● **Given information**:
<<<<

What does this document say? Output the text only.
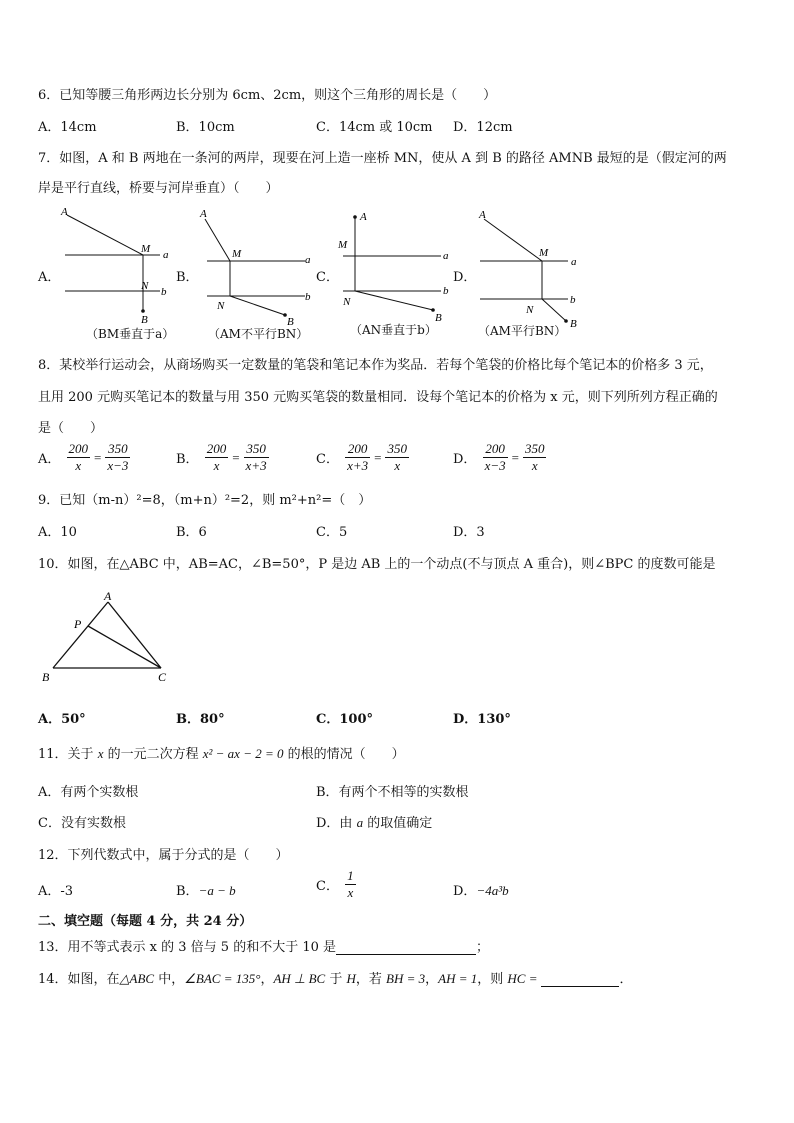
6．已知等腰三角形两边长分别为 6cm、2cm，则这个三角形的周长是（　　）
A．14cm	B．10cm	C．14cm 或 10cm D．12cm
7．如图，A 和 B 两地在一条河的两岸，现要在河上造一座桥 MN，使从 A 到 B 的路径 AMNB 最短的是（假定河的两
岸是平行直线，桥要与河岸垂直）（　　）
A．	B．	C．	D．
A
M a
N b
B
（BM垂直于a）
A
M	a
N
b
B
（AM不平行BN）
A
M
a
N
b
B
（AN垂直于b）
A
M
a
N
b
B
（AM平行BN）
8．某校举行运动会，从商场购买一定数量的笔袋和笔记本作为奖品．若每个笔袋的价格比每个笔记本的价格多 3 元，
且用 200 元购买笔记本的数量与用 350 元购买笔袋的数量相同．设每个笔记本的价格为 x 元，则下列所列方程正确的
是（　　）
A． $\frac{200}{x} = \frac{350}{x-3}$	B． $\frac{200}{x} = \frac{350}{x+3}$	C． $\frac{200}{x+3} = \frac{350}{x}$	D． $\frac{200}{x-3} = \frac{350}{x}$
9．已知（m-n）²=8，（m+n）²=2，则 m²+n²=（　）
A．10	B．6	C．5	D．3
10．如图，在△ABC 中，AB=AC，∠B=50°，P 是边 AB 上的一个动点(不与顶点 A 重合)，则∠BPC 的度数可能是
A
P
B	C
A．50°	B．80°	C．100°	D．130°
11．关于 x 的一元二次方程 x² − ax − 2 = 0 的根的情况（　　）
A．有两个实数根	B．有两个不相等的实数根
C．没有实数根	D．由 a 的取值确定
12．下列代数式中，属于分式的是（　　）
A．-3	B．−a − b	C． $\frac{1}{x}$	D．−4a³b
二、填空题（每题 4 分，共 24 分）
13．用不等式表示 x 的 3 倍与 5 的和不大于 10 是	；
14．如图，在△ABC 中，∠BAC = 135°，AH ⊥ BC 于 H，若 BH = 3，AH = 1，则 HC =	．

>>>>

● **What is needed**:
Looking at the data above, show all lines where the word "frac" occurs.

● **Reply**:
A． $\frac{200}{x} = \frac{350}{x-3}$	B． $\frac{200}{x} = \frac{350}{x+3}$	C． $\frac{200}{x+3} = \frac{350}{x}$	D． $\frac{200}{x-3} = \frac{350}{x}$
A．-3	B．−a − b	C． $\frac{1}{x}$	D．−4a³b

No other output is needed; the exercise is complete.